◆ Stated exercise ◆
Make an exact copy of the lines, leaving the pictures out.

◆ Record set ◆
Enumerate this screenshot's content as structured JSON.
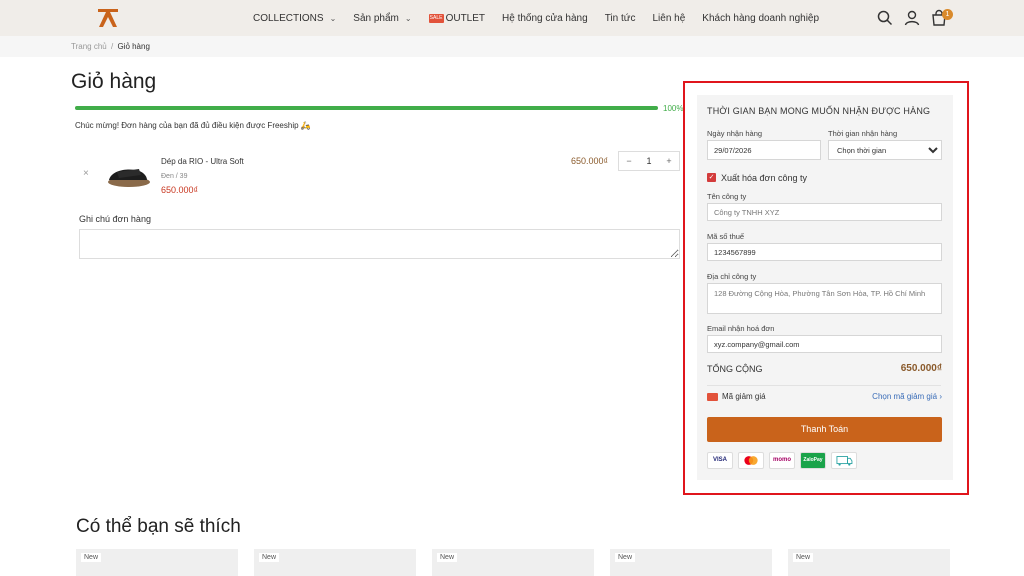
{
  "header": {
    "nav": [
      {
        "label": "COLLECTIONS",
        "has_dropdown": true
      },
      {
        "label": "Sản phẩm",
        "has_dropdown": true
      },
      {
        "label": "OUTLET",
        "badge": "SALE"
      },
      {
        "label": "Hệ thống cửa hàng"
      },
      {
        "label": "Tin tức"
      },
      {
        "label": "Liên hệ"
      },
      {
        "label": "Khách hàng doanh nghiệp"
      }
    ],
    "cart_count": "1",
    "icons": [
      "search-icon",
      "user-icon",
      "cart-icon"
    ]
  },
  "breadcrumb": {
    "home": "Trang chủ",
    "separator": "/",
    "current": "Giỏ hàng"
  },
  "cart": {
    "title": "Giỏ hàng",
    "progress_percent": 100,
    "progress_label": "100%",
    "freeship_message": "Chúc mừng! Đơn hàng của bạn đã đủ điều kiện được Freeship 🛵",
    "item": {
      "name": "Dép da RIO - Ultra Soft",
      "variant": "Đen / 39",
      "price": "650.000₫",
      "line_total": "650.000₫",
      "quantity": "1",
      "remove": "×",
      "minus": "−",
      "plus": "+"
    },
    "note_label": "Ghi chú đơn hàng",
    "note_value": ""
  },
  "checkout": {
    "title": "THỜI GIAN BẠN MONG MUỐN NHẬN ĐƯỢC HÀNG",
    "date_label": "Ngày nhận hàng",
    "date_value": "29/07/2026",
    "time_label": "Thời gian nhận hàng",
    "time_selected": "Chọn thời gian",
    "invoice_checked": true,
    "invoice_label": "Xuất hóa đơn công ty",
    "company_label": "Tên công ty",
    "company_value": "Công ty TNHH XYZ",
    "tax_label": "Mã số thuế",
    "tax_value": "1234567899",
    "address_label": "Địa chỉ công ty",
    "address_value": "128 Đường Cộng Hòa, Phường Tân Sơn Hòa, TP. Hồ Chí Minh",
    "email_label": "Email nhận hoá đơn",
    "email_value": "xyz.company@gmail.com",
    "total_label": "TỔNG CỘNG",
    "total_value": "650.000₫",
    "coupon_label": "Mã giảm giá",
    "coupon_link": "Chọn mã giảm giá",
    "coupon_chevron": "›",
    "pay_button": "Thanh Toán",
    "payment_methods": [
      "VISA",
      "mastercard",
      "momo",
      "ZaloPay",
      "cod"
    ]
  },
  "suggestions": {
    "title": "Có thể bạn sẽ thích",
    "badge": "New"
  },
  "colors": {
    "accent": "#c9631b",
    "highlight_border": "#e0151c",
    "progress": "#41ad49",
    "price": "#c8361f"
  }
}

◆ Correct result ◆
Enumerate this screenshot's content as structured JSON.
{
  "header": {
    "nav": [
      {
        "label": "COLLECTIONS",
        "has_dropdown": true
      },
      {
        "label": "Sản phẩm",
        "has_dropdown": true
      },
      {
        "label": "OUTLET",
        "badge": "SALE"
      },
      {
        "label": "Hệ thống cửa hàng"
      },
      {
        "label": "Tin tức"
      },
      {
        "label": "Liên hệ"
      },
      {
        "label": "Khách hàng doanh nghiệp"
      }
    ],
    "cart_count": "1",
    "icons": [
      "search-icon",
      "user-icon",
      "cart-icon"
    ]
  },
  "breadcrumb": {
    "home": "Trang chủ",
    "separator": "/",
    "current": "Giỏ hàng"
  },
  "cart": {
    "title": "Giỏ hàng",
    "progress_percent": 100,
    "progress_label": "100%",
    "freeship_message": "Chúc mừng! Đơn hàng của bạn đã đủ điều kiện được Freeship 🛵",
    "item": {
      "name": "Dép da RIO - Ultra Soft",
      "variant": "Đen / 39",
      "price": "650.000₫",
      "line_total": "650.000₫",
      "quantity": "1",
      "remove": "×",
      "minus": "−",
      "plus": "+"
    },
    "note_label": "Ghi chú đơn hàng",
    "note_value": ""
  },
  "checkout": {
    "title": "THỜI GIAN BẠN MONG MUỐN NHẬN ĐƯỢC HÀNG",
    "date_label": "Ngày nhận hàng",
    "date_value": "29/07/2026",
    "time_label": "Thời gian nhận hàng",
    "time_selected": "Chọn thời gian",
    "invoice_checked": true,
    "invoice_label": "Xuất hóa đơn công ty",
    "company_label": "Tên công ty",
    "company_value": "Công ty TNHH XYZ",
    "tax_label": "Mã số thuế",
    "tax_value": "1234567899",
    "address_label": "Địa chỉ công ty",
    "address_value": "128 Đường Cộng Hòa, Phường Tân Sơn Hòa, TP. Hồ Chí Minh",
    "email_label": "Email nhận hoá đơn",
    "email_value": "xyz.company@gmail.com",
    "total_label": "TỔNG CỘNG",
    "total_value": "650.000₫",
    "coupon_label": "Mã giảm giá",
    "coupon_link": "Chọn mã giảm giá",
    "coupon_chevron": "›",
    "pay_button": "Thanh Toán",
    "payment_methods": [
      "VISA",
      "mastercard",
      "momo",
      "ZaloPay",
      "cod"
    ]
  },
  "suggestions": {
    "title": "Có thể bạn sẽ thích",
    "badge": "New"
  },
  "colors": {
    "accent": "#c9631b",
    "highlight_border": "#e0151c",
    "progress": "#41ad49",
    "price": "#c8361f"
  }
}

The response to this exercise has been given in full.